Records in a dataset
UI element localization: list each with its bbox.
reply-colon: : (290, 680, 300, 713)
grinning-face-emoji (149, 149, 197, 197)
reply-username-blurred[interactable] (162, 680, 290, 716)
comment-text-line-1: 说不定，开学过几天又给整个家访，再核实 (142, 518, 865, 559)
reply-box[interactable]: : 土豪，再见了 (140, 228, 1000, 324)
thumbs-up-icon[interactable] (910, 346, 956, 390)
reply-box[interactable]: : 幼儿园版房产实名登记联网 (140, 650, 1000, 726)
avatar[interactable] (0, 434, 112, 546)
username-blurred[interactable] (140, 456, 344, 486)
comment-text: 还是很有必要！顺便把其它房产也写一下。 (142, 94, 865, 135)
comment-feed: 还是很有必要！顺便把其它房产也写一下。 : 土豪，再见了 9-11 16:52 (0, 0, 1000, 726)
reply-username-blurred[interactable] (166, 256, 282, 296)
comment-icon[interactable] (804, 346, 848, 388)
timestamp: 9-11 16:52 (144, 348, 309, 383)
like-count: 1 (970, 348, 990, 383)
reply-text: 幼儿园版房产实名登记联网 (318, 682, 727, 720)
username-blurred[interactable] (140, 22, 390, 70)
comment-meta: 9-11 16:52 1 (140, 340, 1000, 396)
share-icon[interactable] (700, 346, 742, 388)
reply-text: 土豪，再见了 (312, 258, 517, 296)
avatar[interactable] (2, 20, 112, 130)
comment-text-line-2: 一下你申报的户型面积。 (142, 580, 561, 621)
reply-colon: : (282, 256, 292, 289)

Your task
Write out every line of the data above, character for character, with nothing changed.

Final result
UI element localization: list each with its bbox.
reply-colon: : (290, 680, 300, 713)
grinning-face-emoji (149, 149, 197, 197)
reply-username-blurred[interactable] (162, 680, 290, 716)
comment-text-line-1: 说不定，开学过几天又给整个家访，再核实 (142, 518, 865, 559)
reply-box[interactable]: : 土豪，再见了 (140, 228, 1000, 324)
thumbs-up-icon[interactable] (910, 346, 956, 390)
reply-box[interactable]: : 幼儿园版房产实名登记联网 (140, 650, 1000, 726)
avatar[interactable] (0, 434, 112, 546)
username-blurred[interactable] (140, 456, 344, 486)
comment-text: 还是很有必要！顺便把其它房产也写一下。 (142, 94, 865, 135)
comment-feed: 还是很有必要！顺便把其它房产也写一下。 : 土豪，再见了 9-11 16:52 (0, 0, 1000, 726)
reply-username-blurred[interactable] (166, 256, 282, 296)
comment-icon[interactable] (804, 346, 848, 388)
timestamp: 9-11 16:52 (144, 348, 309, 383)
like-count: 1 (970, 348, 990, 383)
reply-text: 幼儿园版房产实名登记联网 (318, 682, 727, 720)
username-blurred[interactable] (140, 22, 390, 70)
comment-meta: 9-11 16:52 1 (140, 340, 1000, 396)
share-icon[interactable] (700, 346, 742, 388)
reply-text: 土豪，再见了 (312, 258, 517, 296)
avatar[interactable] (2, 20, 112, 130)
comment-text-line-2: 一下你申报的户型面积。 (142, 580, 561, 621)
reply-colon: : (282, 256, 292, 289)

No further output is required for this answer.